Williamsburg Bridge, Brooklyn
Mt. Mitchell, North Carolina
There’s no gentility here in the Salt Meadows. A backwater on Stuyvesant’s farm, disturbed only in those days by the creatures of the tidal wetlands. The summers here lay down a blanket of fiery, hanging, swampish air. Dazed dog-day weeks spawn the seediness that has always been essential here. Die Weisse Garten, 1850′s Sunday picnics of beer and comraderie, Sabbath carousal that disgusted the Nativists. Nativists, whose days were numbered by the coming tsunami of immigration that made this Kleindeutschland. The third largest German-speaking city on the globe. An exotic enclave in an overwhelmingly Anglo country.
“… There were still places in the city, such as Tompkins Square Park… where a passerby might overhear nothing but German…” (1895)
┄┄┄┄┄┄
- _Aim of the exercise_
Write out the stretch of the Salt Meadows passage from "Williamsburg Bridge, Brooklyn" through "overwhelmingly Anglo country.", word for word. The listing comes from a different source than the Salt Meadows passage.

- _Recorded data_
┄┄┄┄┄┄
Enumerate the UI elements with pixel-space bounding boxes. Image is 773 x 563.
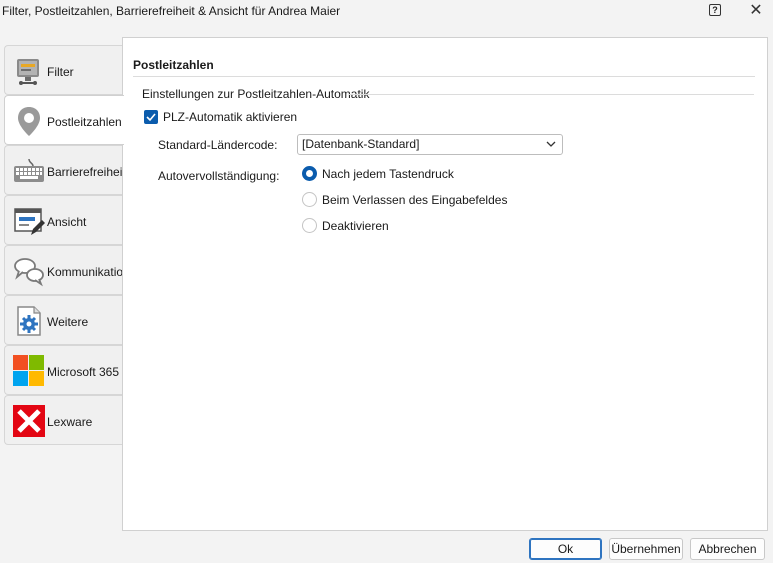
- content-panel: Postleitzahlen Einstellungen zur Postlei…: [122, 37, 768, 531]
- country-code-select[interactable]: [Datenbank-Standard]: [297, 134, 563, 155]
- chat-bubbles-icon: [14, 258, 44, 287]
- radio-label: Beim Verlassen des Eingabefeldes: [322, 192, 508, 207]
- group-title: Einstellungen zur Postleitzahlen-Automat…: [142, 87, 370, 101]
- tab-barrierefreiheit[interactable]: Barrierefreiheit: [4, 145, 126, 195]
- view-edit-icon: [14, 208, 45, 235]
- tab-filter[interactable]: Filter: [4, 45, 123, 95]
- radio-button[interactable]: [302, 192, 317, 207]
- radio-label: Nach jedem Tastendruck: [322, 166, 454, 181]
- tab-weitere[interactable]: Weitere: [4, 295, 123, 345]
- microsoft-logo-icon: [13, 355, 44, 386]
- plz-automatik-checkbox-row[interactable]: PLZ-Automatik aktivieren: [144, 110, 297, 124]
- tab-label: Lexware: [47, 415, 93, 429]
- tab-label: Postleitzahlen: [47, 115, 122, 129]
- tab-label: Kommunikation: [47, 265, 130, 279]
- lexware-logo-icon: [13, 405, 45, 437]
- tab-kommunikation[interactable]: Kommunikation: [4, 245, 130, 295]
- tab-microsoft-365[interactable]: Microsoft 365: [4, 345, 123, 395]
- country-code-value: [Datenbank-Standard]: [302, 137, 420, 151]
- help-button[interactable]: ?: [709, 4, 721, 16]
- group-divider: [349, 94, 754, 95]
- tab-postleitzahlen[interactable]: Postleitzahlen: [4, 95, 124, 145]
- tab-label: Ansicht: [47, 215, 87, 229]
- window-title: Filter, Postleitzahlen, Barrierefreiheit…: [2, 4, 341, 18]
- country-code-label: Standard-Ländercode:: [158, 138, 278, 152]
- radio-label: Deaktivieren: [322, 218, 389, 233]
- cancel-button[interactable]: Abbrechen: [690, 538, 765, 560]
- section-title: Postleitzahlen: [133, 58, 214, 72]
- radio-option-disable[interactable]: Deaktivieren: [302, 218, 389, 233]
- radio-button[interactable]: [302, 166, 317, 181]
- section-divider: [133, 76, 755, 77]
- keyboard-icon: [14, 158, 44, 182]
- gear-document-icon: [17, 306, 41, 336]
- plz-automatik-checkbox[interactable]: [144, 110, 158, 124]
- tab-label: Filter: [47, 65, 74, 79]
- autocomplete-label: Autovervollständigung:: [158, 169, 280, 183]
- radio-button[interactable]: [302, 218, 317, 233]
- chevron-down-icon: [546, 141, 556, 147]
- tab-label: Weitere: [47, 315, 89, 329]
- filter-icon: [17, 59, 39, 85]
- tab-label: Barrierefreiheit: [47, 165, 126, 179]
- radio-option-every-keystroke[interactable]: Nach jedem Tastendruck: [302, 166, 454, 181]
- ok-button[interactable]: Ok: [529, 538, 602, 560]
- close-button[interactable]: ✕: [746, 2, 766, 20]
- map-pin-icon: [18, 107, 40, 136]
- plz-automatik-label: PLZ-Automatik aktivieren: [163, 110, 298, 124]
- apply-button[interactable]: Übernehmen: [609, 538, 683, 560]
- tab-label: Microsoft 365: [47, 365, 120, 379]
- tab-lexware[interactable]: Lexware: [4, 395, 123, 445]
- title-bar: Filter, Postleitzahlen, Barrierefreiheit…: [0, 0, 773, 24]
- checkmark-icon: [146, 113, 156, 122]
- radio-option-on-leave[interactable]: Beim Verlassen des Eingabefeldes: [302, 192, 507, 207]
- tab-ansicht[interactable]: Ansicht: [4, 195, 123, 245]
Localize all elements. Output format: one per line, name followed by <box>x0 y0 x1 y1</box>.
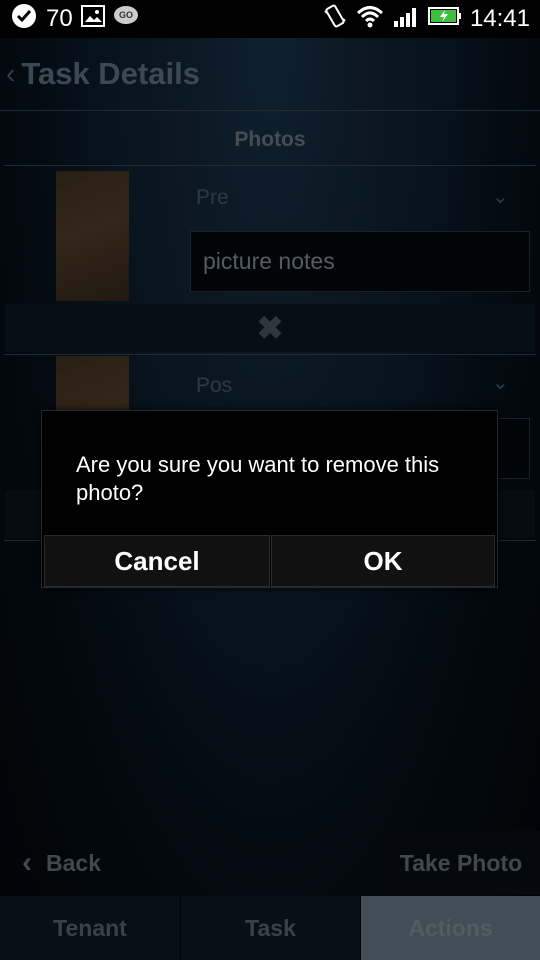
battery-charging-icon <box>427 5 462 33</box>
status-bar: 70 GO 14:41 <box>0 0 540 38</box>
chevron-down-icon[interactable]: ⌄ <box>492 184 509 209</box>
svg-text:GO: GO <box>119 10 133 20</box>
wifi-icon <box>356 4 384 35</box>
image-icon <box>80 4 105 34</box>
close-icon: ✖ <box>256 310 284 346</box>
take-photo-button[interactable]: Take Photo <box>382 831 540 895</box>
clock: 14:41 <box>469 5 530 32</box>
photos-section-label: Photos <box>234 128 306 151</box>
battery-percent: 70 <box>46 5 73 32</box>
signal-icon <box>392 4 420 35</box>
tab-actions[interactable]: Actions <box>360 896 540 960</box>
tab-task[interactable]: Task <box>180 896 360 960</box>
remove-photo-button[interactable]: ✖ <box>5 304 535 352</box>
cancel-button[interactable]: Cancel <box>44 535 270 587</box>
title-bar[interactable]: ‹ Task Details <box>0 38 540 110</box>
chevron-down-icon[interactable]: ⌄ <box>492 370 509 395</box>
tab-bar: Tenant Task Actions <box>0 896 540 960</box>
divider <box>4 354 536 355</box>
divider <box>4 165 536 166</box>
chevron-left-icon[interactable]: ‹ <box>6 58 15 90</box>
picture-notes-field[interactable]: picture notes <box>190 231 530 292</box>
tab-tenant[interactable]: Tenant <box>0 896 180 960</box>
back-label: Back <box>46 849 101 876</box>
dialog-message: Are you sure you want to remove this pho… <box>76 452 440 505</box>
photo-type-select[interactable]: Pos <box>196 374 232 398</box>
back-button[interactable]: ‹ Back <box>22 831 101 895</box>
ok-button[interactable]: OK <box>271 535 495 587</box>
go-sms-icon: GO <box>113 4 139 35</box>
check-bubble-icon <box>10 2 38 37</box>
photo-type-select[interactable]: Pre <box>196 186 229 210</box>
confirm-remove-dialog: Are you sure you want to remove this pho… <box>41 410 498 588</box>
divider <box>0 110 540 111</box>
vibrate-icon <box>322 3 348 36</box>
app-content: ‹ Task Details Photos Pre ⌄ picture note… <box>0 38 540 960</box>
chevron-left-icon: ‹ <box>22 846 32 879</box>
page-title: Task Details <box>21 56 200 91</box>
photo-thumbnail[interactable] <box>56 171 129 301</box>
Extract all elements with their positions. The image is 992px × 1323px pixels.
┄┄┄┄┄┄
- _Answer below_
Williamsburg Bridge, Brooklyn
Mt. Mitchell, North Carolina
There’s no gentility here in the Salt Meadows. A backwater on Stuyvesant’s farm, disturbed only in those days by the creatures of the tidal wetlands. The summers here lay down a blanket of fiery, hanging, swampish air. Dazed dog-day weeks spawn the seediness that has always been essential here. Die Weisse Garten, 1850′s Sunday picnics of beer and comraderie, Sabbath carousal that disgusted the Nativists. Nativists, whose days were numbered by the coming tsunami of immigration that made this Kleindeutschland. The third largest German-speaking city on the globe. An exotic enclave in an overwhelmingly Anglo country.